▸ **Task instructions**
Search the data below for "Luft"; list each line that holds it.

Extracted data entries
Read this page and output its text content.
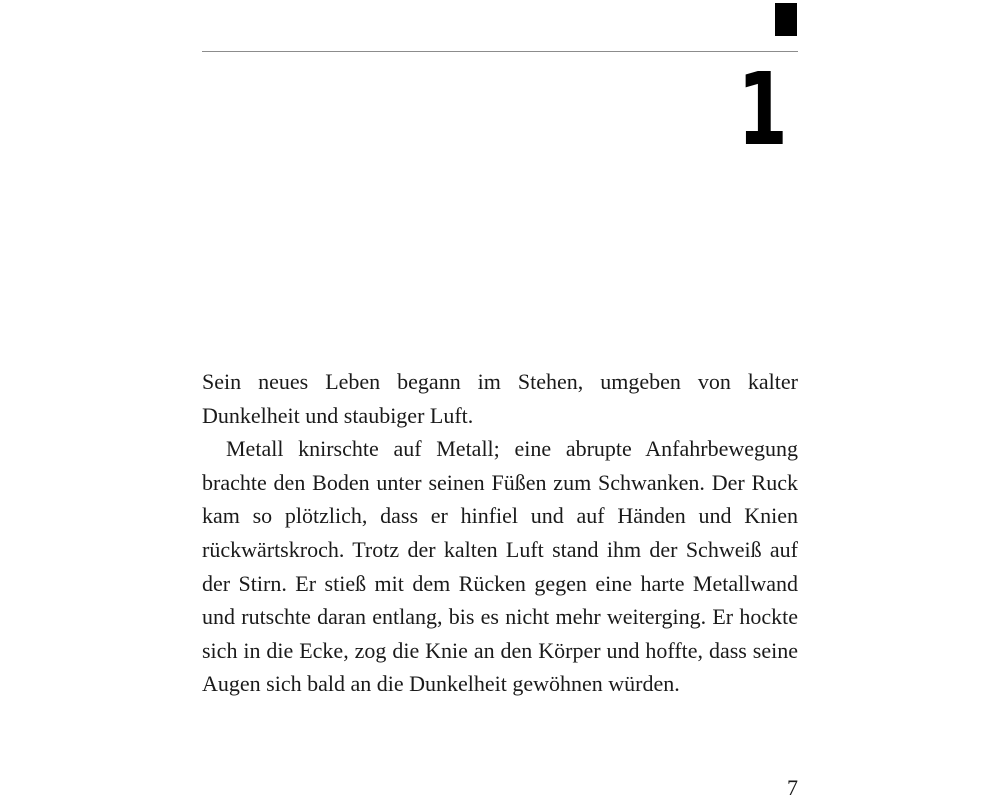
1

Sein neues Leben begann im Stehen, umgeben von kalter Dunkelheit und staubiger Luft.

Metall knirschte auf Metall; eine abrupte Anfahrbewegung brachte den Boden unter seinen Füßen zum Schwanken. Der Ruck kam so plötzlich, dass er hinfiel und auf Händen und Knien rückwärtskroch. Trotz der kalten Luft stand ihm der Schweiß auf der Stirn. Er stieß mit dem Rücken gegen eine harte Metallwand und rutschte daran entlang, bis es nicht mehr weiterging. Er hockte sich in die Ecke, zog die Knie an den Körper und hoffte, dass seine Augen sich bald an die Dunkelheit gewöhnen würden.

7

▸ **Solution to this exercise**
Sein neues Leben begann im Stehen, umgeben von kalter Dunkelheit und staubiger Luft.
Metall knirschte auf Metall; eine abrupte Anfahrbewegung brachte den Boden unter seinen Füßen zum Schwanken. Der Ruck kam so plötzlich, dass er hinfiel und auf Händen und Knien rückwärtskroch. Trotz der kalten Luft stand ihm der Schweiß auf der Stirn. Er stieß mit dem Rücken gegen eine harte Metallwand und rutschte daran entlang, bis es nicht mehr weiterging. Er hockte sich in die Ecke, zog die Knie an den Körper und hoffte, dass seine Augen sich bald an die Dunkelheit gewöhnen würden.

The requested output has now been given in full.